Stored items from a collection
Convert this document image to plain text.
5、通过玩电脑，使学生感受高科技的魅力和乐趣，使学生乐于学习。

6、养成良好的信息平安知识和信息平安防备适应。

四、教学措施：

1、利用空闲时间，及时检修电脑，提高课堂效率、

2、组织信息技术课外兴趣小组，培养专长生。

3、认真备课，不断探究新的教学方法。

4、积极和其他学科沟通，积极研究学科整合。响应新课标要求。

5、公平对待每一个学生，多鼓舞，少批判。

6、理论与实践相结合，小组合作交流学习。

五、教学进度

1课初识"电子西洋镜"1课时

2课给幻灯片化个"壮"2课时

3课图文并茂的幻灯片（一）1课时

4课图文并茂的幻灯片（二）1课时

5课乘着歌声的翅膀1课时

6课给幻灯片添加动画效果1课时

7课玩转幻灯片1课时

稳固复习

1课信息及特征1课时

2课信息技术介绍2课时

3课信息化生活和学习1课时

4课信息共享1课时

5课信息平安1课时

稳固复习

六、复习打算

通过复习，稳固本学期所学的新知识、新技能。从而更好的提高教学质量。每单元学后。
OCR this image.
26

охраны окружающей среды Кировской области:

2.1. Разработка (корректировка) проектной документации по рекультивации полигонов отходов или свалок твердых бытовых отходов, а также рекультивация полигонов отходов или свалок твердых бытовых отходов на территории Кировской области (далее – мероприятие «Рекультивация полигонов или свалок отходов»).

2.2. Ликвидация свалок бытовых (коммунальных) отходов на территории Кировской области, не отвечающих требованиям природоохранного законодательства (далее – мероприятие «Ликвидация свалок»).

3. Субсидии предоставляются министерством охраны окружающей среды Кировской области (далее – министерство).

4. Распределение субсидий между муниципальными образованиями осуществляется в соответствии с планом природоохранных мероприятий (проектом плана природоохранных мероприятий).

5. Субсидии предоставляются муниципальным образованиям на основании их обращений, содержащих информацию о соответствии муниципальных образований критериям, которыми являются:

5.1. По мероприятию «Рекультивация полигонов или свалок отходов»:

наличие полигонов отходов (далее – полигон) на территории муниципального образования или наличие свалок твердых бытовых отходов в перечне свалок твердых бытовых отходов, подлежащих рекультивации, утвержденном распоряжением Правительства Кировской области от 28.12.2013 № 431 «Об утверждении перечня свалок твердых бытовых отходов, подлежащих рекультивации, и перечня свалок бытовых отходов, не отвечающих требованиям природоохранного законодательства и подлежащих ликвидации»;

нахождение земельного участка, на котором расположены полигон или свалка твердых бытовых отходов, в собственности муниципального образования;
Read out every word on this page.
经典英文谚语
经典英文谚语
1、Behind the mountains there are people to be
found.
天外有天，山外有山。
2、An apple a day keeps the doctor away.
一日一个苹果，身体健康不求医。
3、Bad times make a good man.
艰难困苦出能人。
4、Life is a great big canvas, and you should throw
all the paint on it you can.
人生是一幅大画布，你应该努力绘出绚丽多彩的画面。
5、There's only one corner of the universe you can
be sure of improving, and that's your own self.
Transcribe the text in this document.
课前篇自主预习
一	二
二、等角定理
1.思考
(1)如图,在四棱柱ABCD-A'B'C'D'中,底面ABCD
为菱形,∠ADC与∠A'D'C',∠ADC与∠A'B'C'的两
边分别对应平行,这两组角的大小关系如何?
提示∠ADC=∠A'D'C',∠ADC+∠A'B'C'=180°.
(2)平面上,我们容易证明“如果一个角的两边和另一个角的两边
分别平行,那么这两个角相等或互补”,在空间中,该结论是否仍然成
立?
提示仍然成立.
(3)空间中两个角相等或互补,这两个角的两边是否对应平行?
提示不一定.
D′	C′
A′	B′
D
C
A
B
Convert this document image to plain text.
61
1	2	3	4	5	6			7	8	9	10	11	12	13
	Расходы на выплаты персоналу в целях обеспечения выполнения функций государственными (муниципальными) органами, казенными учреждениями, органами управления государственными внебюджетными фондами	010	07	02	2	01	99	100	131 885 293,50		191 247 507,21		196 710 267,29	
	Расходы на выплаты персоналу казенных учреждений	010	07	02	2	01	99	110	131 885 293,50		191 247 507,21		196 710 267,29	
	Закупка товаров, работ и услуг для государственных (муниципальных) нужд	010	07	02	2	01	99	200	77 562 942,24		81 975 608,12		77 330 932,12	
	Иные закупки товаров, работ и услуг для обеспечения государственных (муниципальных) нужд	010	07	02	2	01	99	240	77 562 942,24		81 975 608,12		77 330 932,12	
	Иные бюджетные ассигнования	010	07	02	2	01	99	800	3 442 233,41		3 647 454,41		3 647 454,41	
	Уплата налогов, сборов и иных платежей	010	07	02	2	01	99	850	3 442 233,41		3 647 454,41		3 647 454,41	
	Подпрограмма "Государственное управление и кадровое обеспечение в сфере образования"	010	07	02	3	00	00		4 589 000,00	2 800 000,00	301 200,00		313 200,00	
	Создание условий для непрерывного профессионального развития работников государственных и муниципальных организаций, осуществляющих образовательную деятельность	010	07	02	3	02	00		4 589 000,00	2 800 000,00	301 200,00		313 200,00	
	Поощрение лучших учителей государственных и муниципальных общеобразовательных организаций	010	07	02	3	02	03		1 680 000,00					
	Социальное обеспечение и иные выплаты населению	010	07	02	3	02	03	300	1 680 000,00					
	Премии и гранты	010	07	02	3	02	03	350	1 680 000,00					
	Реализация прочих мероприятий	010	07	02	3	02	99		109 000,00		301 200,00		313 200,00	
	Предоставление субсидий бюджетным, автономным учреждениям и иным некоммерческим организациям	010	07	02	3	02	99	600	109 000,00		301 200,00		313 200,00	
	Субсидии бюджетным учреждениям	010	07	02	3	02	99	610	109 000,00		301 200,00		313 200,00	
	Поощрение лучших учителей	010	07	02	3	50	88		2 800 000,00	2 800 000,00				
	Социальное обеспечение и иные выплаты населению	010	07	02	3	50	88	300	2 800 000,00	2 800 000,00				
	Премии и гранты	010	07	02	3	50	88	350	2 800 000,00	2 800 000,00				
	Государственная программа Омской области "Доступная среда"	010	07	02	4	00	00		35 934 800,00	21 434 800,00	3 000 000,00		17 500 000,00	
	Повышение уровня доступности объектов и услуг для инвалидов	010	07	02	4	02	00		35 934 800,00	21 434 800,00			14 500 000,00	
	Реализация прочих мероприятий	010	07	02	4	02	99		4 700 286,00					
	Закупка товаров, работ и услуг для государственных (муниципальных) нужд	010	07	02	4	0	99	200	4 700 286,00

Task instructions
Each line of the listing above should be output exactly.

Expected answer
Convert this document image to plain text.
5、通过玩电脑，使学生感受高科技的魅力和乐趣，使学生乐于学习。

6、养成良好的信息平安知识和信息平安防备适应。

四、教学措施：

1、利用空闲时间，及时检修电脑，提高课堂效率、

2、组织信息技术课外兴趣小组，培养专长生。

3、认真备课，不断探究新的教学方法。

4、积极和其他学科沟通，积极研究学科整合。响应新课标要求。

5、公平对待每一个学生，多鼓舞，少批判。

6、理论与实践相结合，小组合作交流学习。

五、教学进度

1课初识"电子西洋镜"1课时

2课给幻灯片化个"壮"2课时

3课图文并茂的幻灯片（一）1课时

4课图文并茂的幻灯片（二）1课时

5课乘着歌声的翅膀1课时

6课给幻灯片添加动画效果1课时

7课玩转幻灯片1课时

稳固复习

1课信息及特征1课时

2课信息技术介绍2课时

3课信息化生活和学习1课时

4课信息共享1课时

5课信息平安1课时

稳固复习

六、复习打算

通过复习，稳固本学期所学的新知识、新技能。从而更好的提高教学质量。每单元学后。
OCR this image.
26

охраны окружающей среды Кировской области:

2.1. Разработка (корректировка) проектной документации по рекультивации полигонов отходов или свалок твердых бытовых отходов, а также рекультивация полигонов отходов или свалок твердых бытовых отходов на территории Кировской области (далее – мероприятие «Рекультивация полигонов или свалок отходов»).

2.2. Ликвидация свалок бытовых (коммунальных) отходов на территории Кировской области, не отвечающих требованиям природоохранного законодательства (далее – мероприятие «Ликвидация свалок»).

3. Субсидии предоставляются министерством охраны окружающей среды Кировской области (далее – министерство).

4. Распределение субсидий между муниципальными образованиями осуществляется в соответствии с планом природоохранных мероприятий (проектом плана природоохранных мероприятий).

5. Субсидии предоставляются муниципальным образованиям на основании их обращений, содержащих информацию о соответствии муниципальных образований критериям, которыми являются:

5.1. По мероприятию «Рекультивация полигонов или свалок отходов»:

наличие полигонов отходов (далее – полигон) на территории муниципального образования или наличие свалок твердых бытовых отходов в перечне свалок твердых бытовых отходов, подлежащих рекультивации, утвержденном распоряжением Правительства Кировской области от 28.12.2013 № 431 «Об утверждении перечня свалок твердых бытовых отходов, подлежащих рекультивации, и перечня свалок бытовых отходов, не отвечающих требованиям природоохранного законодательства и подлежащих ликвидации»;

нахождение земельного участка, на котором расположены полигон или свалка твердых бытовых отходов, в собственности муниципального образования;
Read out every word on this page.
经典英文谚语
经典英文谚语
1、Behind the mountains there are people to be
found.
天外有天，山外有山。
2、An apple a day keeps the doctor away.
一日一个苹果，身体健康不求医。
3、Bad times make a good man.
艰难困苦出能人。
4、Life is a great big canvas, and you should throw
all the paint on it you can.
人生是一幅大画布，你应该努力绘出绚丽多彩的画面。
5、There's only one corner of the universe you can
be sure of improving, and that's your own self.
Transcribe the text in this document.
课前篇自主预习
一	二
二、等角定理
1.思考
(1)如图,在四棱柱ABCD-A'B'C'D'中,底面ABCD
为菱形,∠ADC与∠A'D'C',∠ADC与∠A'B'C'的两
边分别对应平行,这两组角的大小关系如何?
提示∠ADC=∠A'D'C',∠ADC+∠A'B'C'=180°.
(2)平面上,我们容易证明“如果一个角的两边和另一个角的两边
分别平行,那么这两个角相等或互补”,在空间中,该结论是否仍然成
立?
提示仍然成立.
(3)空间中两个角相等或互补,这两个角的两边是否对应平行?
提示不一定.
D′	C′
A′	B′
D
C
A
B
Convert this document image to plain text.
61
1	2	3	4	5	6			7	8	9	10	11	12	13
	Расходы на выплаты персоналу в целях обеспечения выполнения функций государственными (муниципальными) органами, казенными учреждениями, органами управления государственными внебюджетными фондами	010	07	02	2	01	99	100	131 885 293,50		191 247 507,21		196 710 267,29	
	Расходы на выплаты персоналу казенных учреждений	010	07	02	2	01	99	110	131 885 293,50		191 247 507,21		196 710 267,29	
	Закупка товаров, работ и услуг для государственных (муниципальных) нужд	010	07	02	2	01	99	200	77 562 942,24		81 975 608,12		77 330 932,12	
	Иные закупки товаров, работ и услуг для обеспечения государственных (муниципальных) нужд	010	07	02	2	01	99	240	77 562 942,24		81 975 608,12		77 330 932,12	
	Иные бюджетные ассигнования	010	07	02	2	01	99	800	3 442 233,41		3 647 454,41		3 647 454,41	
	Уплата налогов, сборов и иных платежей	010	07	02	2	01	99	850	3 442 233,41		3 647 454,41		3 647 454,41	
	Подпрограмма "Государственное управление и кадровое обеспечение в сфере образования"	010	07	02	3	00	00		4 589 000,00	2 800 000,00	301 200,00		313 200,00	
	Создание условий для непрерывного профессионального развития работников государственных и муниципальных организаций, осуществляющих образовательную деятельность	010	07	02	3	02	00		4 589 000,00	2 800 000,00	301 200,00		313 200,00	
	Поощрение лучших учителей государственных и муниципальных общеобразовательных организаций	010	07	02	3	02	03		1 680 000,00					
	Социальное обеспечение и иные выплаты населению	010	07	02	3	02	03	300	1 680 000,00					
	Премии и гранты	010	07	02	3	02	03	350	1 680 000,00					
	Реализация прочих мероприятий	010	07	02	3	02	99		109 000,00		301 200,00		313 200,00	
	Предоставление субсидий бюджетным, автономным учреждениям и иным некоммерческим организациям	010	07	02	3	02	99	600	109 000,00		301 200,00		313 200,00	
	Субсидии бюджетным учреждениям	010	07	02	3	02	99	610	109 000,00		301 200,00		313 200,00	
	Поощрение лучших учителей	010	07	02	3	50	88		2 800 000,00	2 800 000,00				
	Социальное обеспечение и иные выплаты населению	010	07	02	3	50	88	300	2 800 000,00	2 800 000,00				
	Премии и гранты	010	07	02	3	50	88	350	2 800 000,00	2 800 000,00				
	Государственная программа Омской области "Доступная среда"	010	07	02	4	00	00		35 934 800,00	21 434 800,00	3 000 000,00		17 500 000,00	
	Повышение уровня доступности объектов и услуг для инвалидов	010	07	02	4	02	00		35 934 800,00	21 434 800,00			14 500 000,00	
	Реализация прочих мероприятий	010	07	02	4	02	99		4 700 286,00					
	Закупка товаров, работ и услуг для государственных (муниципальных) нужд	010	07	02	4	0	99	200	4 700 286,00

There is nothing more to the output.